- [REQUIRED ACTION A]:
Decide whether each statement below agrees with the forum thread. Answer yes or no for each, and quote the deciding words of the thread. (i) Celebrity Bob has to start over because he and his friend had a falling out. (ii) Celebrity Bob blames his algae on using too many nutrients. (iii) Celebrity Bob reports that he has seeds germinating.
- [REQUIRED ACTION B]:
Reproduce the part of the forum thread starting at "Ok here's a" and ending at "Dr.Dro (Nov 22, 2007)".
*** SOURCE DOCUMENT ***
Ok here's a quick update, the thought I had before on light... I was right. Light needs to be blocked because I'm starting to get algae. I will be posting pictures soon as my friend is back from the hospital! YAY!


----------



## Dr.Dro (Nov 22, 2007)

Ok that looks like a new and great idea but I just have one question, Would'nt the plant roots get light damage!
Dro:cool2:


----------



## Celebrity Bob (Nov 22, 2007)

Thats what I was saying, thats why you either add food coloring or *** a cover like the ones in a hydro system.


----------



## Celebrity Bob (Nov 27, 2007)

Ok well it looks like I have to start over because my friend and I had a falling out. So is life. Will be posting soon...


----------



## bombbudpuffa (Nov 28, 2007)

Thats too bad Bob.


----------



## Celebrity Bob (Nov 28, 2007)

Well now i can watch it more closely, got seeds germing now...


----------



## BeachWeed420 (Dec 3, 2007)

Good luck brotha


----------



## allgrownup (Dec 29, 2007)

updates? subscribed


----------



## tom-tom (Dec 29, 2007)

yes update us please 
i was curious as to the 1/4 nutes i was thinkin that might be a little 2 much i hope not tho please let us no how its goin i hope its nice and bushy now












HAPPY GROWIN TOM TOM
AND HAPPY NEW YEAR


----------
*** GIVEN ENTRIES ***
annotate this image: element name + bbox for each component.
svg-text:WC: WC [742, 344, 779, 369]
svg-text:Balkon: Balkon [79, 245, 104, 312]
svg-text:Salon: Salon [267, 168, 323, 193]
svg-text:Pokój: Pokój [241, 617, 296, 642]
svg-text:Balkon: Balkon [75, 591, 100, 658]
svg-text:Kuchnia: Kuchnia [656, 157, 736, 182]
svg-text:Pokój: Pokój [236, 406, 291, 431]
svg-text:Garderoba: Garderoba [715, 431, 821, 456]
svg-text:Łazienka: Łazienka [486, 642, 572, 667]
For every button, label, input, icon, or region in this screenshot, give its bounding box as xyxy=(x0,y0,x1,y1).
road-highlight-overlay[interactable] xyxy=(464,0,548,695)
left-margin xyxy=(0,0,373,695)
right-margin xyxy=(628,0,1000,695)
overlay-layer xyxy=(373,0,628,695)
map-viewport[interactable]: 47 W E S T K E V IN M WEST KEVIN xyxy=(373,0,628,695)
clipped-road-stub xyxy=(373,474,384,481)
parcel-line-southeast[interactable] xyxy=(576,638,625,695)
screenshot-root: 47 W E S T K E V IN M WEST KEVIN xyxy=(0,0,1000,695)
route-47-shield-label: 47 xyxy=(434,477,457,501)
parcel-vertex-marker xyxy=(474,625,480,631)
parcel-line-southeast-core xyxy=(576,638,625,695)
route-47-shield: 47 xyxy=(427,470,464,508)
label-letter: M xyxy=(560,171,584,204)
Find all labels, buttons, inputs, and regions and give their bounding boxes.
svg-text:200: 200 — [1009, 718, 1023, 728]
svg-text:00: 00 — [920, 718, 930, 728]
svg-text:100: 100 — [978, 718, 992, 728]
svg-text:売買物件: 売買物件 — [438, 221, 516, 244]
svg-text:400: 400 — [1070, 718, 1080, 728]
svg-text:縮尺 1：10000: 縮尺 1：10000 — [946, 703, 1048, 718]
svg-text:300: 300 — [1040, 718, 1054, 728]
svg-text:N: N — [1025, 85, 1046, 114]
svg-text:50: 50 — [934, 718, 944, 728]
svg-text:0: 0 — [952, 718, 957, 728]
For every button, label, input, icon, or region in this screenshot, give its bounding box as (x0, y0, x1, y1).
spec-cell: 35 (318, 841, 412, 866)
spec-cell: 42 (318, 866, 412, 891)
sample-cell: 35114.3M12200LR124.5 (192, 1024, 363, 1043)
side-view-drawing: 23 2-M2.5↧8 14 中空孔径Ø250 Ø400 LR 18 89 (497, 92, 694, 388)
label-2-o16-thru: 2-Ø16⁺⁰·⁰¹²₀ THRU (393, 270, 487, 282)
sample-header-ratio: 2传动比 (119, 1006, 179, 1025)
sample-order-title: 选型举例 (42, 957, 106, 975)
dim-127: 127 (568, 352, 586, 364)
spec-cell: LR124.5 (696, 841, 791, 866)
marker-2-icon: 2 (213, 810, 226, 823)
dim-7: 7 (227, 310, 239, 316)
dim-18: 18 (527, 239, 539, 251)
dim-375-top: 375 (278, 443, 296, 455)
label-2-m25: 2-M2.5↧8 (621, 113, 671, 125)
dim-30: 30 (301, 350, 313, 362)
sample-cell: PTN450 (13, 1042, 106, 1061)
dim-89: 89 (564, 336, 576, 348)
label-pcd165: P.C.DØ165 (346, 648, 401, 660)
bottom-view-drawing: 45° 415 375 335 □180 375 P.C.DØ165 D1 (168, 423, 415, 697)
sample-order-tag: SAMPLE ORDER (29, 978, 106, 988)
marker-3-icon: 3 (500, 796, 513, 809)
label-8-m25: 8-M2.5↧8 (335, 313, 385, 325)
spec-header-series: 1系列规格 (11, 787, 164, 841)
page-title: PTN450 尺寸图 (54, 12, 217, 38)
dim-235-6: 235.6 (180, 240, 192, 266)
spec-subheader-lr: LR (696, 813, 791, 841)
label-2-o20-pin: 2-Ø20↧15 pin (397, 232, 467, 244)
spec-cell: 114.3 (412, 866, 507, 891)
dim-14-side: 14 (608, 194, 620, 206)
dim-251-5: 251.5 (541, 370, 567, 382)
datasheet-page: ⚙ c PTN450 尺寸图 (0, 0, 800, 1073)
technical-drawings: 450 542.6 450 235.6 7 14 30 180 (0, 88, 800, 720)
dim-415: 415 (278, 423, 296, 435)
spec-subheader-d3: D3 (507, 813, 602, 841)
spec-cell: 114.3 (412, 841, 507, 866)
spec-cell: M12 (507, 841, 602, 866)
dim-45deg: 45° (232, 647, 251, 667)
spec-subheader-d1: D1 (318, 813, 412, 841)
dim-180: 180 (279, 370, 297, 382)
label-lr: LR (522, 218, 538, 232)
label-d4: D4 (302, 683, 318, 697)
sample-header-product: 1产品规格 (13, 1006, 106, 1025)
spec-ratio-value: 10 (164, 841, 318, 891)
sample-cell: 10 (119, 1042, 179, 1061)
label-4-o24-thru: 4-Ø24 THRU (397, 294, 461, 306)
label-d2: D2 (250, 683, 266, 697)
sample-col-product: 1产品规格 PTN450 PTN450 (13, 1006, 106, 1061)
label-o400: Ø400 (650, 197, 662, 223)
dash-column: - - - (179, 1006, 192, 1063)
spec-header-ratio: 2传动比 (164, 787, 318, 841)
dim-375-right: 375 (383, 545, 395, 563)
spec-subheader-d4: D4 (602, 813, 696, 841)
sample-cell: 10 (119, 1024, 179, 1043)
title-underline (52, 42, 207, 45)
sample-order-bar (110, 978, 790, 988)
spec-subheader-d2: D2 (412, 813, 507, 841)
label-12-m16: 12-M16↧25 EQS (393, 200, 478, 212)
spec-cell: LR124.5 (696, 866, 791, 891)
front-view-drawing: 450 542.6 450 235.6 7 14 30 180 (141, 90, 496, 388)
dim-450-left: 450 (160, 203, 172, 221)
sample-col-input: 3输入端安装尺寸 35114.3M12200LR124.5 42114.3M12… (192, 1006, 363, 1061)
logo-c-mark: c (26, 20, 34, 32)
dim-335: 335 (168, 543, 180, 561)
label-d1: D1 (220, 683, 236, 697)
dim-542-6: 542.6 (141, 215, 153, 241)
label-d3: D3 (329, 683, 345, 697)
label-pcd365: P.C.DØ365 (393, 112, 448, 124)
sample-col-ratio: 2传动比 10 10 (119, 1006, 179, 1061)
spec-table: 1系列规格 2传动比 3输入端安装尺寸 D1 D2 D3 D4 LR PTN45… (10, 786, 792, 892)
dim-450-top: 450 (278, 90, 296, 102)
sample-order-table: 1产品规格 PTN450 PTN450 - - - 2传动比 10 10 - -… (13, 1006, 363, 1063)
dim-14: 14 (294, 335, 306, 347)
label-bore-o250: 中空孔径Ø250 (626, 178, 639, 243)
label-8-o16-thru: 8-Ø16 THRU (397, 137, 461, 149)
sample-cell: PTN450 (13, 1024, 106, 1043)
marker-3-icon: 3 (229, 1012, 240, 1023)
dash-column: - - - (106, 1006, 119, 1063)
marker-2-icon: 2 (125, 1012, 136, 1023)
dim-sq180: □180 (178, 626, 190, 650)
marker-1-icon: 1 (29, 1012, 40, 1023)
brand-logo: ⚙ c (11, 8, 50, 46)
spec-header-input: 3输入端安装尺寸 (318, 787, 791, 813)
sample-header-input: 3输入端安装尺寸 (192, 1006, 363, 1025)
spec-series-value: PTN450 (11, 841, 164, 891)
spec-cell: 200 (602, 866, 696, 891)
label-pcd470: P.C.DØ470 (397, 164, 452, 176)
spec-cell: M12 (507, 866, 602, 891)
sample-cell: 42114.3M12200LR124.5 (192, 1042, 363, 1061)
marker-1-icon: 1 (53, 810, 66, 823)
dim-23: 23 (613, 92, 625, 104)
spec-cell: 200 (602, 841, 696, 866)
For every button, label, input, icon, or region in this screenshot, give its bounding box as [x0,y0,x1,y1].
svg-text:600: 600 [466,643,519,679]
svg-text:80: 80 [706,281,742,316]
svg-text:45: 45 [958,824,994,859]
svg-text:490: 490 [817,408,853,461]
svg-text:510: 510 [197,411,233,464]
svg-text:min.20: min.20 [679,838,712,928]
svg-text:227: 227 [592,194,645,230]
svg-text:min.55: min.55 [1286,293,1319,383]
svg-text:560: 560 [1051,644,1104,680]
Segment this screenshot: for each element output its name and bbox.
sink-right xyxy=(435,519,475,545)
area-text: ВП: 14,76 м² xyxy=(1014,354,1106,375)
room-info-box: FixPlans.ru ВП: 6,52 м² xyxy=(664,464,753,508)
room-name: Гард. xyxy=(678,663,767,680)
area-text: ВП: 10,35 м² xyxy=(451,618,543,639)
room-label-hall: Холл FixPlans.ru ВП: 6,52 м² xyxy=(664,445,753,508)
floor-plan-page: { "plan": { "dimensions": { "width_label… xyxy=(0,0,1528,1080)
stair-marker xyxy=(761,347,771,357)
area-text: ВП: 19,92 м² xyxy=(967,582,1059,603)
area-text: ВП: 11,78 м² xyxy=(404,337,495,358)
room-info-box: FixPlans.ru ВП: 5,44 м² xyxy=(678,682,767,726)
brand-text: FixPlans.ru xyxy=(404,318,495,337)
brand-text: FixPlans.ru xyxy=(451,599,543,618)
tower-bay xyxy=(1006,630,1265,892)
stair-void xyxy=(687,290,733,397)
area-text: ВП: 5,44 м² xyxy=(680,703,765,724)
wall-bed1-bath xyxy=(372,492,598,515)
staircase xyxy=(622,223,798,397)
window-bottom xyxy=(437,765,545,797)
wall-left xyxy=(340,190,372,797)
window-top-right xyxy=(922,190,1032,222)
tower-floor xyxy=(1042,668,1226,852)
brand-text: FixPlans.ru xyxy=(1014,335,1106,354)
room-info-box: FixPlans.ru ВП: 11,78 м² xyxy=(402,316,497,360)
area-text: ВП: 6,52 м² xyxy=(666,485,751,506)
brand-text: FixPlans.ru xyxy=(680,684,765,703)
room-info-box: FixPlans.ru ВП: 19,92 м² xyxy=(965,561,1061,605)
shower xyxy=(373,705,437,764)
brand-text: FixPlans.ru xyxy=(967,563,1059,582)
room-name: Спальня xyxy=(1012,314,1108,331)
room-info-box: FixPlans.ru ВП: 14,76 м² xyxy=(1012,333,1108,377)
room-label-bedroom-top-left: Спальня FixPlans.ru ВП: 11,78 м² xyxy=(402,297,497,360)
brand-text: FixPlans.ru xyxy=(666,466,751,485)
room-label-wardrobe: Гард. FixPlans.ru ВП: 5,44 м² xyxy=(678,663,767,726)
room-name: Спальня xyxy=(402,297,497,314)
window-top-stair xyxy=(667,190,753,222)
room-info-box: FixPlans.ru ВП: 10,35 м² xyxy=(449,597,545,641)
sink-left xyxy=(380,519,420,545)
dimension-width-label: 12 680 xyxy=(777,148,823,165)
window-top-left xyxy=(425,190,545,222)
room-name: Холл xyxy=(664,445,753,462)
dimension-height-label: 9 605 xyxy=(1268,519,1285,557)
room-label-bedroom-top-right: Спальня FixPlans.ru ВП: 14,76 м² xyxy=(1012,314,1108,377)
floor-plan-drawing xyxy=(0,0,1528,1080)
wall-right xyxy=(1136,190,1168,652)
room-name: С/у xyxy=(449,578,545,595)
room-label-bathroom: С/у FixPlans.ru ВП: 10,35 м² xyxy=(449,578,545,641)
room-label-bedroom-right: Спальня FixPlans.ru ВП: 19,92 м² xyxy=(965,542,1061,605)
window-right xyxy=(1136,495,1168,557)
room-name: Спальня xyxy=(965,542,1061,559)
***
- [WORKED SOLUTION A]:
(i) Yes: "Ok well it looks like I have to start over because my friend and I had a falling out."
(ii) No: "Light needs to be blocked because I'm starting to get algae."
(iii) Yes: "got seeds germing now..."

- [WORKED SOLUTION B]:
Ok here's a quick update, the thought I had before on light... I was right. Light needs to be blocked because I'm starting to get algae. I will be posting pictures soon as my friend is back from the hospital! YAY!


----------



## Dr.Dro (Nov 22, 2007)